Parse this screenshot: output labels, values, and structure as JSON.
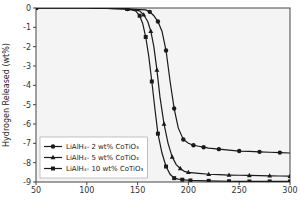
{
  "chart_data": {
    "type": "line",
    "ylabel": "Hydrogen Released (wt%)",
    "xlim": [
      50,
      300
    ],
    "ylim": [
      -9,
      0
    ],
    "xticks": [
      50,
      100,
      150,
      200,
      250,
      300
    ],
    "yticks": [
      0,
      -1,
      -2,
      -3,
      -4,
      -5,
      -6,
      -7,
      -8,
      -9
    ],
    "grid": false,
    "legend": "lower left",
    "series": [
      {
        "name": "LiAlH₄- 2 wt% CoTiO₃",
        "color": "#1a1a1a",
        "marker": "circle",
        "x": [
          50,
          100,
          140,
          158,
          162,
          166,
          170,
          174,
          178,
          182,
          186,
          190,
          195,
          200,
          205,
          210,
          215,
          220,
          230,
          240,
          250,
          260,
          270,
          280,
          290,
          300
        ],
        "values": [
          0,
          0,
          -0.05,
          -0.1,
          -0.2,
          -0.4,
          -0.7,
          -1.2,
          -2.2,
          -3.8,
          -5.2,
          -6.2,
          -6.8,
          -7.0,
          -7.1,
          -7.15,
          -7.2,
          -7.25,
          -7.3,
          -7.35,
          -7.4,
          -7.42,
          -7.44,
          -7.46,
          -7.48,
          -7.5
        ]
      },
      {
        "name": "LiAlH₄- 5 wt% CoTiO₃",
        "color": "#1a1a1a",
        "marker": "triangle",
        "x": [
          50,
          100,
          140,
          152,
          156,
          160,
          163,
          166,
          169,
          172,
          176,
          180,
          184,
          188,
          192,
          196,
          200,
          210,
          220,
          230,
          240,
          250,
          260,
          270,
          280,
          290,
          300
        ],
        "values": [
          0,
          0,
          -0.05,
          -0.15,
          -0.35,
          -0.7,
          -1.2,
          -2.0,
          -3.2,
          -4.6,
          -6.0,
          -7.0,
          -7.7,
          -8.1,
          -8.3,
          -8.45,
          -8.5,
          -8.55,
          -8.6,
          -8.62,
          -8.64,
          -8.65,
          -8.66,
          -8.67,
          -8.68,
          -8.69,
          -8.7
        ]
      },
      {
        "name": "LiAlH₄- 10 wt% CoTiO₃",
        "color": "#1a1a1a",
        "marker": "square",
        "x": [
          50,
          100,
          140,
          148,
          152,
          155,
          158,
          161,
          164,
          167,
          170,
          174,
          178,
          182,
          186,
          190,
          194,
          198,
          202,
          210,
          220,
          230,
          240,
          250,
          260,
          270,
          280,
          290,
          300
        ],
        "values": [
          0,
          0,
          -0.05,
          -0.15,
          -0.4,
          -0.8,
          -1.5,
          -2.5,
          -3.8,
          -5.2,
          -6.5,
          -7.5,
          -8.2,
          -8.6,
          -8.8,
          -8.85,
          -8.88,
          -8.9,
          -8.92,
          -8.93,
          -8.94,
          -8.95,
          -8.96,
          -8.97,
          -8.97,
          -8.97,
          -8.97,
          -8.97,
          -8.97
        ]
      }
    ]
  }
}
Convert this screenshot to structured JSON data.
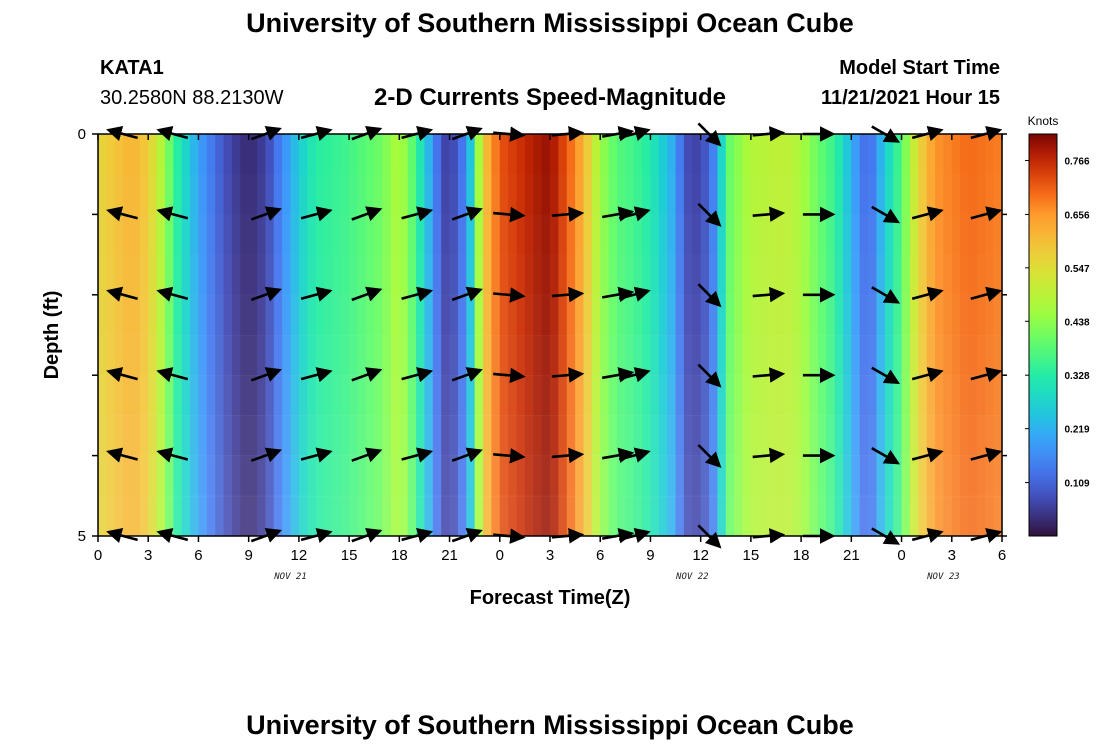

___

Given instruction =>
Locate the word "this" in the entries, and copy every line where it is found.

Final result =>
Parse this screenshot: output labels, values, and structure as JSON.
Convert this screenshot to structured JSON data.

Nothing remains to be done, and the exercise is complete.